• **WHAT TO PRODUCE**:
What follows are records. Restate all of them word for word.

• **Dataset entries on figures**:
/---
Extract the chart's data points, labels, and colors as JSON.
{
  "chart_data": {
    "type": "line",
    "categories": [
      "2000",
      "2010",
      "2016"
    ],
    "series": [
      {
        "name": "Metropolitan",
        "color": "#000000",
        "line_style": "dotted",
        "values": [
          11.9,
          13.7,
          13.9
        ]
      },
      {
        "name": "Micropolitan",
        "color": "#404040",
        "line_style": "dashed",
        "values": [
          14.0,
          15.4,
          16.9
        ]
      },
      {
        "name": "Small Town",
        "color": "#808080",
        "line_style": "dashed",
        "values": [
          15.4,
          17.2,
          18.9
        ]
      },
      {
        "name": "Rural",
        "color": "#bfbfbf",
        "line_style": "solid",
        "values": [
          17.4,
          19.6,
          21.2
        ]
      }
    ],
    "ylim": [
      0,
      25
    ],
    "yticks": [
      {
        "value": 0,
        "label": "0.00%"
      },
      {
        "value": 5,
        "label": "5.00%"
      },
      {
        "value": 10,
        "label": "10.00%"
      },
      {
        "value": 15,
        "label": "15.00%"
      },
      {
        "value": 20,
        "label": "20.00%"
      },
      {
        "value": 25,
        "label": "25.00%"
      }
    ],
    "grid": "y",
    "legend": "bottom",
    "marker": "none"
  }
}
\---
• **ANSWER TO THIS EXERCISE**:
Extract the chart's data points, labels, and colors as JSON.
{
  "chart_data": {
    "type": "line",
    "categories": [
      "2000",
      "2010",
      "2016"
    ],
    "series": [
      {
        "name": "Metropolitan",
        "color": "#000000",
        "line_style": "dotted",
        "values": [
          11.9,
          13.7,
          13.9
        ]
      },
      {
        "name": "Micropolitan",
        "color": "#404040",
        "line_style": "dashed",
        "values": [
          14.0,
          15.4,
          16.9
        ]
      },
      {
        "name": "Small Town",
        "color": "#808080",
        "line_style": "dashed",
        "values": [
          15.4,
          17.2,
          18.9
        ]
      },
      {
        "name": "Rural",
        "color": "#bfbfbf",
        "line_style": "solid",
        "values": [
          17.4,
          19.6,
          21.2
        ]
      }
    ],
    "ylim": [
      0,
      25
    ],
    "yticks": [
      {
        "value": 0,
        "label": "0.00%"
      },
      {
        "value": 5,
        "label": "5.00%"
      },
      {
        "value": 10,
        "label": "10.00%"
      },
      {
        "value": 15,
        "label": "15.00%"
      },
      {
        "value": 20,
        "label": "20.00%"
      },
      {
        "value": 25,
        "label": "25.00%"
      }
    ],
    "grid": "y",
    "legend": "bottom",
    "marker": "none"
  }
}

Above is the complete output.